§ **WHAT THE TASK REQUIRES**
Spot each line that carries the word "shown"; copy those lines.
## START PROVIDED DATA
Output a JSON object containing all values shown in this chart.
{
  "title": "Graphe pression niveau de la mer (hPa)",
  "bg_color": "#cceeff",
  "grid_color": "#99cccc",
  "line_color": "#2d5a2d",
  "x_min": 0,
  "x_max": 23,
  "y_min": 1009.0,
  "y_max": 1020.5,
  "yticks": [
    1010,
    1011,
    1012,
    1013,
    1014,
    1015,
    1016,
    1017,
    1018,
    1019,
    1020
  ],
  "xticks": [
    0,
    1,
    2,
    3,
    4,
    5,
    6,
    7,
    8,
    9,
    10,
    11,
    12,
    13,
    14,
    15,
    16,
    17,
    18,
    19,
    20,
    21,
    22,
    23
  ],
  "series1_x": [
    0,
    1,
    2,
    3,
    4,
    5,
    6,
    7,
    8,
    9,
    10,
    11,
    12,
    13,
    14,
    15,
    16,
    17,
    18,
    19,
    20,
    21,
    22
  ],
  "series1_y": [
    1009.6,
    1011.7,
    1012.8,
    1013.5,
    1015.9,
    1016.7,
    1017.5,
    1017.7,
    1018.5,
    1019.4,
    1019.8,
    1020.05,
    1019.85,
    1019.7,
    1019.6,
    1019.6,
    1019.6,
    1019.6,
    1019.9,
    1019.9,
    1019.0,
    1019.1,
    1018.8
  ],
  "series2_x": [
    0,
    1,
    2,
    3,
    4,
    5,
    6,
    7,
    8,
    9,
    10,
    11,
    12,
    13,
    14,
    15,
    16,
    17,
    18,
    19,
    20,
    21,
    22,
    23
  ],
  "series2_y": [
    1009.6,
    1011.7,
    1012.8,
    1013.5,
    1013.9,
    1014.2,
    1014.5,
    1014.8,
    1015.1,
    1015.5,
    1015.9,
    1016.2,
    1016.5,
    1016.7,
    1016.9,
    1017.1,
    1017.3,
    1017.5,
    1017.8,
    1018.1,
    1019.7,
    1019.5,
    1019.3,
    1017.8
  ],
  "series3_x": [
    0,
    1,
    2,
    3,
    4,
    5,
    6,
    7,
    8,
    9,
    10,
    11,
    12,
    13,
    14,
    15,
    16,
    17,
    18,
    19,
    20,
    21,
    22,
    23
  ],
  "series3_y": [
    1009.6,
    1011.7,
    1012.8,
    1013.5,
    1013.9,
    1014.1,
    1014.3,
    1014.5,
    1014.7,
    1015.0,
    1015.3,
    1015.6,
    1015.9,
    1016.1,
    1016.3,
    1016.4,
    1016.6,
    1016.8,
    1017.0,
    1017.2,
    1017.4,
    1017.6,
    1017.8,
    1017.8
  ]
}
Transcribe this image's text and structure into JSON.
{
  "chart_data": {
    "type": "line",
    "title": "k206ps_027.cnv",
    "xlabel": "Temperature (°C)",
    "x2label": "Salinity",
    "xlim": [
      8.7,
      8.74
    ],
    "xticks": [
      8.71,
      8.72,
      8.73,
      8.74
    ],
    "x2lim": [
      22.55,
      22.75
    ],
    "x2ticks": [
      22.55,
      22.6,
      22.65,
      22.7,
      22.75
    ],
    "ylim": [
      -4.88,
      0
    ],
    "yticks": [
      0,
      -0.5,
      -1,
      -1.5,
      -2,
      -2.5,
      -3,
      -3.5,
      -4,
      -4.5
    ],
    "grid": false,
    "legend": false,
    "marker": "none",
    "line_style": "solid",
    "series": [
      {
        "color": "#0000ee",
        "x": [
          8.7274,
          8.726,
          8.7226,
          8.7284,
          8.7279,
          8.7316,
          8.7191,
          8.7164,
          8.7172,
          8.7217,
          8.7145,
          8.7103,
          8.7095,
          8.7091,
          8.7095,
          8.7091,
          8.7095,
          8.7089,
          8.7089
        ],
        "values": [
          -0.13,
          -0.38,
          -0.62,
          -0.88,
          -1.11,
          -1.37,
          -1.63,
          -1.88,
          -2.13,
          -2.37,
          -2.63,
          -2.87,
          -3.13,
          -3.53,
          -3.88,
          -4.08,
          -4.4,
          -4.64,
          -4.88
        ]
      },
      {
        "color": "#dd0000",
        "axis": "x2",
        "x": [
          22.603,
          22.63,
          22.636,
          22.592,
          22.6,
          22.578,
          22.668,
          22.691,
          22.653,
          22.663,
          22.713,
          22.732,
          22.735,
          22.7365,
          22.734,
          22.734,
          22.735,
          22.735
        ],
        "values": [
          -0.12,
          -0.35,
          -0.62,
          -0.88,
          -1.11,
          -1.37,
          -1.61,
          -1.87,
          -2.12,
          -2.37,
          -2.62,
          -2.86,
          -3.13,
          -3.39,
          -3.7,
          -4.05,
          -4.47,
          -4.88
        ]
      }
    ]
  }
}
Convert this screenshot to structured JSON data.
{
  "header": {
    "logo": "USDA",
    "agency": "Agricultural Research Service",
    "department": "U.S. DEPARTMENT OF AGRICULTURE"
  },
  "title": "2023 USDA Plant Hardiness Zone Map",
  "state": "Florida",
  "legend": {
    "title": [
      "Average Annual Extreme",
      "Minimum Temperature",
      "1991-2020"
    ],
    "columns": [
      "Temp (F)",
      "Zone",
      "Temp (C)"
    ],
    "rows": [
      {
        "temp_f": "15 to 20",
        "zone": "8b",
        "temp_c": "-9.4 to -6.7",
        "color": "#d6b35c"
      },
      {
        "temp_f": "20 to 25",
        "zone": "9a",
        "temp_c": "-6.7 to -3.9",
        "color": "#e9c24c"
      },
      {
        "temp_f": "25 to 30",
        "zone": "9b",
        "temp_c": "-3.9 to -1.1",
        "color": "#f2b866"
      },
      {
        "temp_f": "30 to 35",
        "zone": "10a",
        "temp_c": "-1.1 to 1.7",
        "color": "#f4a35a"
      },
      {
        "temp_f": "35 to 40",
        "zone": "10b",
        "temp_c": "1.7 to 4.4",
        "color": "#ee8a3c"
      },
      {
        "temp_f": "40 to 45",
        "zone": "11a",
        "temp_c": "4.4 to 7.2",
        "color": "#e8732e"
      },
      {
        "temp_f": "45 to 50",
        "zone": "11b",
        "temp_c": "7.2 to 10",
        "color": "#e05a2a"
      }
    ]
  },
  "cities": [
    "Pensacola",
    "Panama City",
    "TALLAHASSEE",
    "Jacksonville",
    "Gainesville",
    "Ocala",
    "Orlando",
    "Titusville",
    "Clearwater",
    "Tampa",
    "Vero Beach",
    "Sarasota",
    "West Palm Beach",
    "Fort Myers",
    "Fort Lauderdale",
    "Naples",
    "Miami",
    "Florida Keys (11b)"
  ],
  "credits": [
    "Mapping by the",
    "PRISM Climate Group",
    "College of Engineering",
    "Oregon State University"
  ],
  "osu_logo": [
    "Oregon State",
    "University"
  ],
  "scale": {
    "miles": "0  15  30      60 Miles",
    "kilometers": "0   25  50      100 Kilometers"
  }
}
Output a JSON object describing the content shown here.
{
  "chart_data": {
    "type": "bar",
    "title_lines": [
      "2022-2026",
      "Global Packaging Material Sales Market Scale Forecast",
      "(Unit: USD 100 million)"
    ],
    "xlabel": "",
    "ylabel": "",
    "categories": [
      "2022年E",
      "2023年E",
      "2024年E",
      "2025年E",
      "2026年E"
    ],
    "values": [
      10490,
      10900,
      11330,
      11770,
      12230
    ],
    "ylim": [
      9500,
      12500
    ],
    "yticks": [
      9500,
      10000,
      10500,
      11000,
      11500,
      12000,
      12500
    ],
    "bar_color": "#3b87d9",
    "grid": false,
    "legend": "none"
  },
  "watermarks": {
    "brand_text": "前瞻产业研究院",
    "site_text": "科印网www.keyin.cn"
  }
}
## END PROVIDED DATA
§ **SOLUTION TO THE PROBLEM**
Output a JSON object containing all values shown in this chart.
Output a JSON object describing the content shown here.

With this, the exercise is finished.